== Materials provided ==
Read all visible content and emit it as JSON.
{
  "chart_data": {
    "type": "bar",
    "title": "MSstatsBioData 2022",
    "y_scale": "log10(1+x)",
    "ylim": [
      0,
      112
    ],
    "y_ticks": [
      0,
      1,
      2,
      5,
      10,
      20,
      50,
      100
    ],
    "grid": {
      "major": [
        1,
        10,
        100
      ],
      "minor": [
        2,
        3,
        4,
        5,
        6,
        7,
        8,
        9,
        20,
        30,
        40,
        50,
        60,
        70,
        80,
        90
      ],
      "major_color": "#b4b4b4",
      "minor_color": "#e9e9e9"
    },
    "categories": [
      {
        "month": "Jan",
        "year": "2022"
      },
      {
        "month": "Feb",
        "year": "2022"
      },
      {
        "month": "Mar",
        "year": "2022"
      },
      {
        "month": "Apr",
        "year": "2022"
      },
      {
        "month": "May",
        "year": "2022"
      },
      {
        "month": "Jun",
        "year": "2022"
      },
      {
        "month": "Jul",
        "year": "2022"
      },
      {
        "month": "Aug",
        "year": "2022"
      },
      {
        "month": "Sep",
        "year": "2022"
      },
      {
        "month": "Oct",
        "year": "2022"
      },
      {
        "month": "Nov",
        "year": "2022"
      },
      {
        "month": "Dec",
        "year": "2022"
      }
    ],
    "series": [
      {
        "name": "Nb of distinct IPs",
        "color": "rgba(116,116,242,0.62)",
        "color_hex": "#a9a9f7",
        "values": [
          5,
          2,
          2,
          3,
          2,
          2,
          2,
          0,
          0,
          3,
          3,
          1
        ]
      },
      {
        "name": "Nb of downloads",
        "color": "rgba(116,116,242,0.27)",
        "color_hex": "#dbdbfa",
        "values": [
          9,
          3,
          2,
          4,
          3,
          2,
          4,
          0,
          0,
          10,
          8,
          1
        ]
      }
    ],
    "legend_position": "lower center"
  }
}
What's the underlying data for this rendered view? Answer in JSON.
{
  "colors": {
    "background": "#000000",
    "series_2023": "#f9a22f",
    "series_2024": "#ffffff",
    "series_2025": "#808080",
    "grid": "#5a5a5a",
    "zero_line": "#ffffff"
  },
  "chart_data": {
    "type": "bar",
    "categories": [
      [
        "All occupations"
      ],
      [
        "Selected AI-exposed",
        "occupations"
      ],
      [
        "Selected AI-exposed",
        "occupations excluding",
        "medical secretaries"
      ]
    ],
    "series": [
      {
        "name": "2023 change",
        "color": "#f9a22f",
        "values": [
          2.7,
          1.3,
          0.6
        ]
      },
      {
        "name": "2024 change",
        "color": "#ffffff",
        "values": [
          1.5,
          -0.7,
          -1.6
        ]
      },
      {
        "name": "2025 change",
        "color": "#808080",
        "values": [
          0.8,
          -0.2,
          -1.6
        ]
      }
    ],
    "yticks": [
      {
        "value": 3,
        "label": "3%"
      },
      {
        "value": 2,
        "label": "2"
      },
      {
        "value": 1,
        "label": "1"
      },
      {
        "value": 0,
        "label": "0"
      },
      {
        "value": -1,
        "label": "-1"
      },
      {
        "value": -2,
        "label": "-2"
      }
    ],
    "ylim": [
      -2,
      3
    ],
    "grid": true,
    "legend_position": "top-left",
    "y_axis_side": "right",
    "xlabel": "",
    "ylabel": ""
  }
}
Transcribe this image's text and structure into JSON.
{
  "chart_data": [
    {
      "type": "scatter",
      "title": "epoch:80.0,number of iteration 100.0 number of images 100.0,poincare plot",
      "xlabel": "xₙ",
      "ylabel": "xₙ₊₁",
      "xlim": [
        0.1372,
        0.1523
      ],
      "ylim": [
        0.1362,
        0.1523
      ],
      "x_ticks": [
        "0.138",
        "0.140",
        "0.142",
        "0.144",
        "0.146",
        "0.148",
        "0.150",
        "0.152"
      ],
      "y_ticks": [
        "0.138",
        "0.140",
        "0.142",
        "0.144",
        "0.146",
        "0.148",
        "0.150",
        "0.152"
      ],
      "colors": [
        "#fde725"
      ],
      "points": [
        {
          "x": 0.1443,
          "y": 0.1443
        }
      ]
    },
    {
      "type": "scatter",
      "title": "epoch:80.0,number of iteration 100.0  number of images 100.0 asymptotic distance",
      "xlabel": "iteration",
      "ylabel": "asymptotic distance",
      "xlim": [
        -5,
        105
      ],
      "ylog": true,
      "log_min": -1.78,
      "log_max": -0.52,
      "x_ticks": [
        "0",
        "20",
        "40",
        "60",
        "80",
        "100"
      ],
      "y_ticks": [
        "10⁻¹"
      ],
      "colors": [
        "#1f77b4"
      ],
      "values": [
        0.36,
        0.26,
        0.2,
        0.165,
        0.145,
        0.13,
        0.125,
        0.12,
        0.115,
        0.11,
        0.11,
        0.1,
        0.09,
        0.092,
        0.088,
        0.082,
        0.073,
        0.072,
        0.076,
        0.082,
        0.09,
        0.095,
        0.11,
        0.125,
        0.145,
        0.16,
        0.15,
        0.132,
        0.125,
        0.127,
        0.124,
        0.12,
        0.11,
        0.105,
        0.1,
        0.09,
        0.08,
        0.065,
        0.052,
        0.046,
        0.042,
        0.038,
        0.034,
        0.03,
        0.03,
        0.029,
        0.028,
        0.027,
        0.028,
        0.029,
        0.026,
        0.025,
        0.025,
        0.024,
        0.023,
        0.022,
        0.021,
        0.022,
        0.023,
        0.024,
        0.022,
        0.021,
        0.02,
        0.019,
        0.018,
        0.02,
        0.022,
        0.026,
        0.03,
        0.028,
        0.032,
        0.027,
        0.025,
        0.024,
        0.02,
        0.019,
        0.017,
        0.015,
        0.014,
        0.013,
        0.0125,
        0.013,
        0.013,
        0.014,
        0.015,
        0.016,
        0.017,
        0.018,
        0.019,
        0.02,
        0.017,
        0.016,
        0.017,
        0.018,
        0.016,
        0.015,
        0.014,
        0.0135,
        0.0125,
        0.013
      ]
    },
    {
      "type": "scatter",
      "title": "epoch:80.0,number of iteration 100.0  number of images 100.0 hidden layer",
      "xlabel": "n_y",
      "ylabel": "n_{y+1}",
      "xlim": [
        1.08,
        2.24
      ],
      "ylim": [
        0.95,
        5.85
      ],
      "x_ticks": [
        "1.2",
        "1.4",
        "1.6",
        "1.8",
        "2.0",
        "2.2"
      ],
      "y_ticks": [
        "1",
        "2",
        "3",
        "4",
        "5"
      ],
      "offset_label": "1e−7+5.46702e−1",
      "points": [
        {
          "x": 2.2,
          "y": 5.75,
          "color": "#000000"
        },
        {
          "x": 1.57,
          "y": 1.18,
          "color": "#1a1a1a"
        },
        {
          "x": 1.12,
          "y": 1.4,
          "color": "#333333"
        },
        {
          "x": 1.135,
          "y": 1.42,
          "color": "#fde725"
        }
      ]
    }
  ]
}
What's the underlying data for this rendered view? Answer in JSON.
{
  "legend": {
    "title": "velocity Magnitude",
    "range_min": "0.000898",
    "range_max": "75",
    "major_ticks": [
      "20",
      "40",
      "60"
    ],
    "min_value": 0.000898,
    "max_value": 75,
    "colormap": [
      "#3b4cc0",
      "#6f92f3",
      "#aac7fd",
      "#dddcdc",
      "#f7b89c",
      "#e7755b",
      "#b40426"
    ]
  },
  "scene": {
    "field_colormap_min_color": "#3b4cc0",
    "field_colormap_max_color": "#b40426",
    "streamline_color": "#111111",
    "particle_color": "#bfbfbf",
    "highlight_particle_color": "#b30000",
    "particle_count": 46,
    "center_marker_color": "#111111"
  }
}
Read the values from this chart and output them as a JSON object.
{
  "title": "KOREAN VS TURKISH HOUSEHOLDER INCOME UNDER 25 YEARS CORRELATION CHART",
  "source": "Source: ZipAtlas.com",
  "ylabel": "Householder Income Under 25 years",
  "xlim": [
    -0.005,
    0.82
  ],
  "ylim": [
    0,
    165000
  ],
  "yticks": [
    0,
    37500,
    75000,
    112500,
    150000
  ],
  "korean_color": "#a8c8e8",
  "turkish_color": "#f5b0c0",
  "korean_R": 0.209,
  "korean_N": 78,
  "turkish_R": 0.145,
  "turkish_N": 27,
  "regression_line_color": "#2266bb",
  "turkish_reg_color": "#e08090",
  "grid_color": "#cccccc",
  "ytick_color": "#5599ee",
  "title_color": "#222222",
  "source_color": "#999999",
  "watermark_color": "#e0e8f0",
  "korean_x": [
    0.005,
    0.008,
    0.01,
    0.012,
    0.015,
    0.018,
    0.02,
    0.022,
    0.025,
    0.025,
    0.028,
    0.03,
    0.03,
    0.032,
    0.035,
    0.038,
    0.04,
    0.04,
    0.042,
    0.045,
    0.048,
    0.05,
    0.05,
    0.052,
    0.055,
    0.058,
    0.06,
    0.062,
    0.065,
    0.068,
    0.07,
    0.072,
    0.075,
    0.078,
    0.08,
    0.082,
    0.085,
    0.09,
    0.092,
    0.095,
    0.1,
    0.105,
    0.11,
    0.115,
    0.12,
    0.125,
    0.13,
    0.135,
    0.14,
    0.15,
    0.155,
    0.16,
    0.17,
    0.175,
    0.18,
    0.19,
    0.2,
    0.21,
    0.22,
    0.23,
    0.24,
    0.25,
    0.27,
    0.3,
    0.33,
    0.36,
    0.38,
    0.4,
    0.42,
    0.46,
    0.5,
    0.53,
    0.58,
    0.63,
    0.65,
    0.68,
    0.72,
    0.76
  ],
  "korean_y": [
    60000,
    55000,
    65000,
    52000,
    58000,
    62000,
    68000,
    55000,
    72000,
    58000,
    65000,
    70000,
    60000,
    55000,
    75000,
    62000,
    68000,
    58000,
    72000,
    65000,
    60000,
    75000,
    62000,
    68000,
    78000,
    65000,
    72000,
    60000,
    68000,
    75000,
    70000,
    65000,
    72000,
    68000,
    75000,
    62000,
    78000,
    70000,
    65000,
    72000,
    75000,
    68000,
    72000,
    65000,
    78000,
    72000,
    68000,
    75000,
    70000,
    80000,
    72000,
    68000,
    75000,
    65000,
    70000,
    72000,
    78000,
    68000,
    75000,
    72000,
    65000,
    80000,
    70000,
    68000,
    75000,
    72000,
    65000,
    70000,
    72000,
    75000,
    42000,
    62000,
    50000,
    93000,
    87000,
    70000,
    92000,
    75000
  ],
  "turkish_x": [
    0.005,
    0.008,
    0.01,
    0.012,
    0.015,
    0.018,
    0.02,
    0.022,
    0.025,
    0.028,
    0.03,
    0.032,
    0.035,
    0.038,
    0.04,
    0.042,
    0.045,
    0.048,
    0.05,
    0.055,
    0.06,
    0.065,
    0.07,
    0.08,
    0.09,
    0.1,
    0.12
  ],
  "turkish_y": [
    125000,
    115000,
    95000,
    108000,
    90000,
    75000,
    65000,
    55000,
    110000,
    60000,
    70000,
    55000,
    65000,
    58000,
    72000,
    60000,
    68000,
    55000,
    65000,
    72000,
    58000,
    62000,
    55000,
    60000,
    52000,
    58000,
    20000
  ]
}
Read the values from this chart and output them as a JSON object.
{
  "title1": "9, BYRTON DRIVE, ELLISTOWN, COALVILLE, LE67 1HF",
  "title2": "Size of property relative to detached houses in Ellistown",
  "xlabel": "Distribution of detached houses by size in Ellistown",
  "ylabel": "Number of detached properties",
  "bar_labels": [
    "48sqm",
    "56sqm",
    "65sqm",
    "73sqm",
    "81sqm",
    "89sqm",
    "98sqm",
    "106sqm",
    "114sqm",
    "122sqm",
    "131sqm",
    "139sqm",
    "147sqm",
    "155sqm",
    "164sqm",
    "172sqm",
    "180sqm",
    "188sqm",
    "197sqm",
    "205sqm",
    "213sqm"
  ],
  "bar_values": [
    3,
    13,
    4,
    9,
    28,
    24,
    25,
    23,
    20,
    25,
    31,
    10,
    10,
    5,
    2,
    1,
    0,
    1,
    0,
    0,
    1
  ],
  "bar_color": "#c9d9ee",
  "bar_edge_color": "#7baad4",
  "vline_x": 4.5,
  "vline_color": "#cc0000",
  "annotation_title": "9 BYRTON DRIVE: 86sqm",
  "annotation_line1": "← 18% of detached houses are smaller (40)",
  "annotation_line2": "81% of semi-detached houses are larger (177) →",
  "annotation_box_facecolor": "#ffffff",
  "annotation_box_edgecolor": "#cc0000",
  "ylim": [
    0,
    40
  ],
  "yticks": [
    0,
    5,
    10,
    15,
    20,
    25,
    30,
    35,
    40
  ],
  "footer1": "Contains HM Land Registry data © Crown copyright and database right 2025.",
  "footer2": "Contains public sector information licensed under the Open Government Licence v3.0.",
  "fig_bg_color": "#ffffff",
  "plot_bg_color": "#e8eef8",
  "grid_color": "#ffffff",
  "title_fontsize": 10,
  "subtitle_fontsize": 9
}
===
- **Work to do**
Show every line of the listing in which the string "ylabel" can be found.

- **Answer to the problem**
    "ylabel": ""
      "ylabel": "xₙ₊₁",
      "ylabel": "asymptotic distance",
      "ylabel": "n_{y+1}",
  "ylabel": "Householder Income Under 25 years",
  "ylabel": "Number of detached properties",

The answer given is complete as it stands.